======== Stored rows ========

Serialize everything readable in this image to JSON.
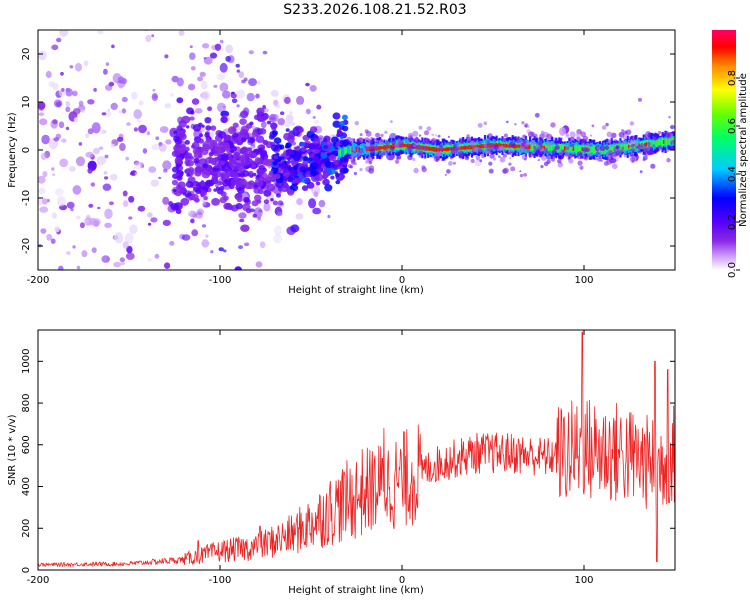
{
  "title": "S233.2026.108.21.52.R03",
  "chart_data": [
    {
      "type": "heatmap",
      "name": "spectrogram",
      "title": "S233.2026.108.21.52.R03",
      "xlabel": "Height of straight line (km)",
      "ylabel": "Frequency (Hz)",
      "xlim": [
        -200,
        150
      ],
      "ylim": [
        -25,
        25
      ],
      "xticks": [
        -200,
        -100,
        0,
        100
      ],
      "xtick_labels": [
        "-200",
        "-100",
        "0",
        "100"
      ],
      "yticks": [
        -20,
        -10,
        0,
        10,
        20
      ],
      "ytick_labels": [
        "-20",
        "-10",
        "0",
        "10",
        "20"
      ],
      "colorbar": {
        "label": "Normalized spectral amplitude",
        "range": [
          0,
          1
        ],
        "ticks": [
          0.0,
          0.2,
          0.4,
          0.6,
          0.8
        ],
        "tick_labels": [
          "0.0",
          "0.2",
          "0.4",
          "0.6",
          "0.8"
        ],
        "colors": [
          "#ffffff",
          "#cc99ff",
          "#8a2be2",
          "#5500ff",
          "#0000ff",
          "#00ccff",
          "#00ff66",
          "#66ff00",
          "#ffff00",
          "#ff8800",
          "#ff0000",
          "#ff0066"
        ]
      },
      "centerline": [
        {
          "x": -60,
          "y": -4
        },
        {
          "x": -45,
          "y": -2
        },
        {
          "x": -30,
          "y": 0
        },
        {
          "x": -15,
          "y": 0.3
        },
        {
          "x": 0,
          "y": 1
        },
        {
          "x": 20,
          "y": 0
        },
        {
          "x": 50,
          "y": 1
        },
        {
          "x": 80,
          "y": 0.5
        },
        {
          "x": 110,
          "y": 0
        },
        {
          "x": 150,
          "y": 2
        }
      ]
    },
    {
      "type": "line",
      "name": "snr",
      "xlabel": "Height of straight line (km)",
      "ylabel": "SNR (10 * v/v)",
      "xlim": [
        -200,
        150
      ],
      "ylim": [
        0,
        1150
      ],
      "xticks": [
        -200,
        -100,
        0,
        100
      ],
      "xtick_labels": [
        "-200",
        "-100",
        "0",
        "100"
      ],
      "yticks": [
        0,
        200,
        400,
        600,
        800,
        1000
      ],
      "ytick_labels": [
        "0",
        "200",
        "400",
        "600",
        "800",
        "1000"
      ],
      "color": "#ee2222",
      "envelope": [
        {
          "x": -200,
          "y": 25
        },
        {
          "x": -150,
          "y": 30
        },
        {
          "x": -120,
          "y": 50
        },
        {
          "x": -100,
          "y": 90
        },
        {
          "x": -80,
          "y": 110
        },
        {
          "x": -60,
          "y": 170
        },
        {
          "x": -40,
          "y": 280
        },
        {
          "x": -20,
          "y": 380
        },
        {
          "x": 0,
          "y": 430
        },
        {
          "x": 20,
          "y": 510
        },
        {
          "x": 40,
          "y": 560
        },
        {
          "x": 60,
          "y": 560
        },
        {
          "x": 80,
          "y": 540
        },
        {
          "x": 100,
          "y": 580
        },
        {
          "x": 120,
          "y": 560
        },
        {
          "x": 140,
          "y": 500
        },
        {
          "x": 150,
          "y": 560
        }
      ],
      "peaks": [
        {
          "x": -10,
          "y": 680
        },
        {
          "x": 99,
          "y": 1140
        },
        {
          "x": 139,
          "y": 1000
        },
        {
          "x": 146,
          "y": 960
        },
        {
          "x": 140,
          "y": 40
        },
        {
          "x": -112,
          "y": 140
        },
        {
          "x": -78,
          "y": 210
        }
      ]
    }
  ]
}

========

Task brief> Write out the material above once more, exactly as it reads, with no pictures.

The answer>
Serialize everything readable in this image to JSON.
{
  "title": "S233.2026.108.21.52.R03",
  "chart_data": [
    {
      "type": "heatmap",
      "name": "spectrogram",
      "title": "S233.2026.108.21.52.R03",
      "xlabel": "Height of straight line (km)",
      "ylabel": "Frequency (Hz)",
      "xlim": [
        -200,
        150
      ],
      "ylim": [
        -25,
        25
      ],
      "xticks": [
        -200,
        -100,
        0,
        100
      ],
      "xtick_labels": [
        "-200",
        "-100",
        "0",
        "100"
      ],
      "yticks": [
        -20,
        -10,
        0,
        10,
        20
      ],
      "ytick_labels": [
        "-20",
        "-10",
        "0",
        "10",
        "20"
      ],
      "colorbar": {
        "label": "Normalized spectral amplitude",
        "range": [
          0,
          1
        ],
        "ticks": [
          0.0,
          0.2,
          0.4,
          0.6,
          0.8
        ],
        "tick_labels": [
          "0.0",
          "0.2",
          "0.4",
          "0.6",
          "0.8"
        ],
        "colors": [
          "#ffffff",
          "#cc99ff",
          "#8a2be2",
          "#5500ff",
          "#0000ff",
          "#00ccff",
          "#00ff66",
          "#66ff00",
          "#ffff00",
          "#ff8800",
          "#ff0000",
          "#ff0066"
        ]
      },
      "centerline": [
        {
          "x": -60,
          "y": -4
        },
        {
          "x": -45,
          "y": -2
        },
        {
          "x": -30,
          "y": 0
        },
        {
          "x": -15,
          "y": 0.3
        },
        {
          "x": 0,
          "y": 1
        },
        {
          "x": 20,
          "y": 0
        },
        {
          "x": 50,
          "y": 1
        },
        {
          "x": 80,
          "y": 0.5
        },
        {
          "x": 110,
          "y": 0
        },
        {
          "x": 150,
          "y": 2
        }
      ]
    },
    {
      "type": "line",
      "name": "snr",
      "xlabel": "Height of straight line (km)",
      "ylabel": "SNR (10 * v/v)",
      "xlim": [
        -200,
        150
      ],
      "ylim": [
        0,
        1150
      ],
      "xticks": [
        -200,
        -100,
        0,
        100
      ],
      "xtick_labels": [
        "-200",
        "-100",
        "0",
        "100"
      ],
      "yticks": [
        0,
        200,
        400,
        600,
        800,
        1000
      ],
      "ytick_labels": [
        "0",
        "200",
        "400",
        "600",
        "800",
        "1000"
      ],
      "color": "#ee2222",
      "envelope": [
        {
          "x": -200,
          "y": 25
        },
        {
          "x": -150,
          "y": 30
        },
        {
          "x": -120,
          "y": 50
        },
        {
          "x": -100,
          "y": 90
        },
        {
          "x": -80,
          "y": 110
        },
        {
          "x": -60,
          "y": 170
        },
        {
          "x": -40,
          "y": 280
        },
        {
          "x": -20,
          "y": 380
        },
        {
          "x": 0,
          "y": 430
        },
        {
          "x": 20,
          "y": 510
        },
        {
          "x": 40,
          "y": 560
        },
        {
          "x": 60,
          "y": 560
        },
        {
          "x": 80,
          "y": 540
        },
        {
          "x": 100,
          "y": 580
        },
        {
          "x": 120,
          "y": 560
        },
        {
          "x": 140,
          "y": 500
        },
        {
          "x": 150,
          "y": 560
        }
      ],
      "peaks": [
        {
          "x": -10,
          "y": 680
        },
        {
          "x": 99,
          "y": 1140
        },
        {
          "x": 139,
          "y": 1000
        },
        {
          "x": 146,
          "y": 960
        },
        {
          "x": 140,
          "y": 40
        },
        {
          "x": -112,
          "y": 140
        },
        {
          "x": -78,
          "y": 210
        }
      ]
    }
  ]
}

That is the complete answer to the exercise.